=== What to work on ===
Reproduce, without any change, the stretch of the material from the start through the line containing "- option-a: A：采用的施工方法: [187, 650, 459, 680]".
-- start Data rows --
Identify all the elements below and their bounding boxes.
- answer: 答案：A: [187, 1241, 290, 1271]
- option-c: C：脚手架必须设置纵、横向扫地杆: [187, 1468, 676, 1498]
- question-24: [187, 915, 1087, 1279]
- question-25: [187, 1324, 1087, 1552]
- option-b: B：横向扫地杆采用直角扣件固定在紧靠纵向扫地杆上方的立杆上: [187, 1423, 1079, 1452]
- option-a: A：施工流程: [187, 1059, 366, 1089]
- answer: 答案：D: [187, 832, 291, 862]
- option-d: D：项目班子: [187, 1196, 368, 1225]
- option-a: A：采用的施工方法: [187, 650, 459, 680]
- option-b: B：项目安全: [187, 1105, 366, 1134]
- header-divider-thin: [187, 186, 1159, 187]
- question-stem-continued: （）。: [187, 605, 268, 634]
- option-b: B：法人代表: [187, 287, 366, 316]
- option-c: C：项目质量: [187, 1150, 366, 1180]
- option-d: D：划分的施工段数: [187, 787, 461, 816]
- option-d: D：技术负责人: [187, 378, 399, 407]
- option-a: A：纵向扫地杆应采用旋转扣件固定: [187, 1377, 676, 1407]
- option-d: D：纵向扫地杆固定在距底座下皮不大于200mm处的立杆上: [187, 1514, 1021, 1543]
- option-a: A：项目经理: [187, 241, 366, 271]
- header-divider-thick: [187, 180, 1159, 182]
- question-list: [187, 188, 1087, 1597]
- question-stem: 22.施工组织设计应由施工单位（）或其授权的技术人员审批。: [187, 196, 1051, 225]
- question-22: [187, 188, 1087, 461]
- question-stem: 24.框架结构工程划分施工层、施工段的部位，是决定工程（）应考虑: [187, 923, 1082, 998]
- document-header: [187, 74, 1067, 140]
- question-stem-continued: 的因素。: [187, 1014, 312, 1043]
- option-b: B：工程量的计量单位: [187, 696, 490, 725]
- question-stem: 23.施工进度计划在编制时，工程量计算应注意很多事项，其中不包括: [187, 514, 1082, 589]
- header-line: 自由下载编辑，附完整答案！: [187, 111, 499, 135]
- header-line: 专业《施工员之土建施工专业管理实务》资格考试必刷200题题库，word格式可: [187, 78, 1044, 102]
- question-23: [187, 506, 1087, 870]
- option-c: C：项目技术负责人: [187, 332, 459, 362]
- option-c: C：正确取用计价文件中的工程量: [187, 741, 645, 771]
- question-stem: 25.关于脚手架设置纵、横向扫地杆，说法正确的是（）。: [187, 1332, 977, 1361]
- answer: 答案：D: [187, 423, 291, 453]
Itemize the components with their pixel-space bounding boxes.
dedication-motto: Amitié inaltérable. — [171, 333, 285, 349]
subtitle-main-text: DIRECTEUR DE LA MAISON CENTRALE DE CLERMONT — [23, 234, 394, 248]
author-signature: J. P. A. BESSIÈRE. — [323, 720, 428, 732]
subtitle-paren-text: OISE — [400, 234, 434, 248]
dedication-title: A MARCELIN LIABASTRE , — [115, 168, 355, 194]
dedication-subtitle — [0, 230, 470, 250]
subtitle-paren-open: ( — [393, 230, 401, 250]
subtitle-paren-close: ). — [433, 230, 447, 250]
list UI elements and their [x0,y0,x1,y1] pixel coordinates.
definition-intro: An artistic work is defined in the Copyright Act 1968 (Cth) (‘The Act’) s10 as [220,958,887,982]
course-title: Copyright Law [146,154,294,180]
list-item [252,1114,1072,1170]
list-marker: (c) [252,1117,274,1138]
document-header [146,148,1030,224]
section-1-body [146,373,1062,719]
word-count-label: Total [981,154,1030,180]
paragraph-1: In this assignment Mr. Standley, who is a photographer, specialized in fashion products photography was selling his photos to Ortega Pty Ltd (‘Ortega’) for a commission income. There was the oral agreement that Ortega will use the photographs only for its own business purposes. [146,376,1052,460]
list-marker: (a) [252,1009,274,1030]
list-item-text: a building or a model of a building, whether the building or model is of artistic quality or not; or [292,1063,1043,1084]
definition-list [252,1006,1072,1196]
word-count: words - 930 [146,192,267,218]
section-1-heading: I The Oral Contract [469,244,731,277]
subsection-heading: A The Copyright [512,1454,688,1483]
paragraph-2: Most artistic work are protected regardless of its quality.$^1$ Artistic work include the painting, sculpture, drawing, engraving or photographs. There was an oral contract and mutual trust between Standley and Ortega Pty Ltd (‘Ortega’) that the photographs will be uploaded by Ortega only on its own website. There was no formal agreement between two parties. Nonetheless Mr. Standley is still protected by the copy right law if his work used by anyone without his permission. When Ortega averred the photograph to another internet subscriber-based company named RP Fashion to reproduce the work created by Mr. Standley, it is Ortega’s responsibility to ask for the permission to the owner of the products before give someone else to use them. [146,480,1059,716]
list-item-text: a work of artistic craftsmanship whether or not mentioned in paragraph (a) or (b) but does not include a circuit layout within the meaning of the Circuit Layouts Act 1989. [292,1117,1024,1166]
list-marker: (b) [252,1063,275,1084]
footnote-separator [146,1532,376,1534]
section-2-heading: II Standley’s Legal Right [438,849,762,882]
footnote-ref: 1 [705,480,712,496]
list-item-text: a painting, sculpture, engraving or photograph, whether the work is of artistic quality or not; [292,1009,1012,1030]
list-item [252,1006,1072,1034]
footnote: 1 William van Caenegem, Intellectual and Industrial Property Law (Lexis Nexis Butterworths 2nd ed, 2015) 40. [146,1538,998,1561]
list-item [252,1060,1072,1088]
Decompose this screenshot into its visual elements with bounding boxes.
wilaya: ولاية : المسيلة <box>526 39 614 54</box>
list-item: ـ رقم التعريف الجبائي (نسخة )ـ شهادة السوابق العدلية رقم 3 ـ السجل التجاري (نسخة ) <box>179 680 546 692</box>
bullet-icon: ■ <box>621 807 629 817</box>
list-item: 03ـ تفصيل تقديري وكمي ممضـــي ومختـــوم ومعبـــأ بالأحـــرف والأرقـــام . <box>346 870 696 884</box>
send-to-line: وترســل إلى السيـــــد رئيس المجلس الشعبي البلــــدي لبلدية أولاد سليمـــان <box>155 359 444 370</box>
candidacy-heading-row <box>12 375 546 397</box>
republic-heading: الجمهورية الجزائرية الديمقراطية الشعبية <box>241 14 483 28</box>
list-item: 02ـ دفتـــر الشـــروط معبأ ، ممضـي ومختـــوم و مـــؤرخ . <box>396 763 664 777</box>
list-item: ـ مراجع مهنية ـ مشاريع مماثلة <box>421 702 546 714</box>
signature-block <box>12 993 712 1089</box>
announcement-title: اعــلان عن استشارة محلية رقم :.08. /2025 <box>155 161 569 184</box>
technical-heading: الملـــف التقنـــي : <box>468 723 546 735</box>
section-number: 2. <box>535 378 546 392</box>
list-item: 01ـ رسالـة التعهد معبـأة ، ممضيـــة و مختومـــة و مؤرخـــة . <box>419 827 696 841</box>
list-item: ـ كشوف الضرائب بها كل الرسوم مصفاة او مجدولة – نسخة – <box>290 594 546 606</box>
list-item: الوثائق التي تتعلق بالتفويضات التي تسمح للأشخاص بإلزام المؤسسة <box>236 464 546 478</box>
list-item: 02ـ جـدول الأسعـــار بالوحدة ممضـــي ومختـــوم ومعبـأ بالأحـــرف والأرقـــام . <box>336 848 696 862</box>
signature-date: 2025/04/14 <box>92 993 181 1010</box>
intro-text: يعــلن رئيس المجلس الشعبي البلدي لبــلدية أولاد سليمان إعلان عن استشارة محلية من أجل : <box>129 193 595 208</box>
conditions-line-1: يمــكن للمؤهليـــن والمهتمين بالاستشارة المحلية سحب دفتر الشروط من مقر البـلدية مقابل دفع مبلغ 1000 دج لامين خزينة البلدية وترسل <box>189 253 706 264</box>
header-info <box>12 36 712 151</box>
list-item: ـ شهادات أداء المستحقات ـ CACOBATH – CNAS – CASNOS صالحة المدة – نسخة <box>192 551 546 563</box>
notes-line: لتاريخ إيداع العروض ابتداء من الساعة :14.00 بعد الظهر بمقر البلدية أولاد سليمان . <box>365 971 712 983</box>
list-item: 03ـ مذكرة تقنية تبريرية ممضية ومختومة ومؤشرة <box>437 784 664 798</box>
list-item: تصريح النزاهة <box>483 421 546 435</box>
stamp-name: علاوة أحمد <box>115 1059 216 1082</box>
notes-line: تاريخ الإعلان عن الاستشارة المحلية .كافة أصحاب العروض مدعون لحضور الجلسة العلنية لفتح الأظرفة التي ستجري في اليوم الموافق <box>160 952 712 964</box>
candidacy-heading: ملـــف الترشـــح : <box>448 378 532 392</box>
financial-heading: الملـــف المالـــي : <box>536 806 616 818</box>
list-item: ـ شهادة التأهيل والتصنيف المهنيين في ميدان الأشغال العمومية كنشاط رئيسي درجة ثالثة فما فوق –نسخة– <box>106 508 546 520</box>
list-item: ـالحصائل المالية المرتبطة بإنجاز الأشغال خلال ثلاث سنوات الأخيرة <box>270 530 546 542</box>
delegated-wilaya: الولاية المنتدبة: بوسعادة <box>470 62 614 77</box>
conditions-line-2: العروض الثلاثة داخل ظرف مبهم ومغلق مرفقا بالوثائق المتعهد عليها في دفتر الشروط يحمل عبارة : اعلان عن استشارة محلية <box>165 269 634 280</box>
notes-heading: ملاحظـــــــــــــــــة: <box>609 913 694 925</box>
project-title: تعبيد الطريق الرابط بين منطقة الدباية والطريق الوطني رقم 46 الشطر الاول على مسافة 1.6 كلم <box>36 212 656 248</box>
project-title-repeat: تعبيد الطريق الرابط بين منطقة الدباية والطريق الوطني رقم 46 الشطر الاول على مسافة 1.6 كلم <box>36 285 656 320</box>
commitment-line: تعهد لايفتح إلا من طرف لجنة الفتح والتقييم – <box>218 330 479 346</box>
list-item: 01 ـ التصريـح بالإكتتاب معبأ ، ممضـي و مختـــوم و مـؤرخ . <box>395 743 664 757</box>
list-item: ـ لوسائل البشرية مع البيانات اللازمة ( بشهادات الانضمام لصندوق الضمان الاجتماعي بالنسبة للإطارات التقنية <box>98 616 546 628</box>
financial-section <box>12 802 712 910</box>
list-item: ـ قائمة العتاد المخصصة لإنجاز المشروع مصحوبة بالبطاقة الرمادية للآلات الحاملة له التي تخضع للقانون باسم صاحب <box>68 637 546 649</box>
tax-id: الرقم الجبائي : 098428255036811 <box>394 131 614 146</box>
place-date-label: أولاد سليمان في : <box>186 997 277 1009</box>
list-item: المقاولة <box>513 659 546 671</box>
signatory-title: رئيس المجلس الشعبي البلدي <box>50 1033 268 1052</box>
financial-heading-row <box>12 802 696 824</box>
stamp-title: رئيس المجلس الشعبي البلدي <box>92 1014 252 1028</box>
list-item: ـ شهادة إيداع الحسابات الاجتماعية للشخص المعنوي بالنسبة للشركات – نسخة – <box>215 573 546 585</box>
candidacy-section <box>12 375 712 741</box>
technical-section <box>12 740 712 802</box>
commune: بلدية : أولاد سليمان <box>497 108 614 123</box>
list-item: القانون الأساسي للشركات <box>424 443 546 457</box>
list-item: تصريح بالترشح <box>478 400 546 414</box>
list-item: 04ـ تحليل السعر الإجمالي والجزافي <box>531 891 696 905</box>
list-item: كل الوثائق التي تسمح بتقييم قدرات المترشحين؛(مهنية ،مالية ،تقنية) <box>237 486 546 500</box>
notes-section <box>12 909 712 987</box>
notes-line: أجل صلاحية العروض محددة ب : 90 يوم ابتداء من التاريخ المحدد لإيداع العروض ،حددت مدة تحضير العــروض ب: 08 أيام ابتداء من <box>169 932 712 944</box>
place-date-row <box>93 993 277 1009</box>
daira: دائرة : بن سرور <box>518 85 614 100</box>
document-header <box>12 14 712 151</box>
-- end Data rows --
=== Reply to the exercise ===
Identify all the elements below and their bounding boxes.
- answer: 答案：A: [187, 1241, 290, 1271]
- option-c: C：脚手架必须设置纵、横向扫地杆: [187, 1468, 676, 1498]
- question-24: [187, 915, 1087, 1279]
- question-25: [187, 1324, 1087, 1552]
- option-b: B：横向扫地杆采用直角扣件固定在紧靠纵向扫地杆上方的立杆上: [187, 1423, 1079, 1452]
- option-a: A：施工流程: [187, 1059, 366, 1089]
- answer: 答案：D: [187, 832, 291, 862]
- option-d: D：项目班子: [187, 1196, 368, 1225]
- option-a: A：采用的施工方法: [187, 650, 459, 680]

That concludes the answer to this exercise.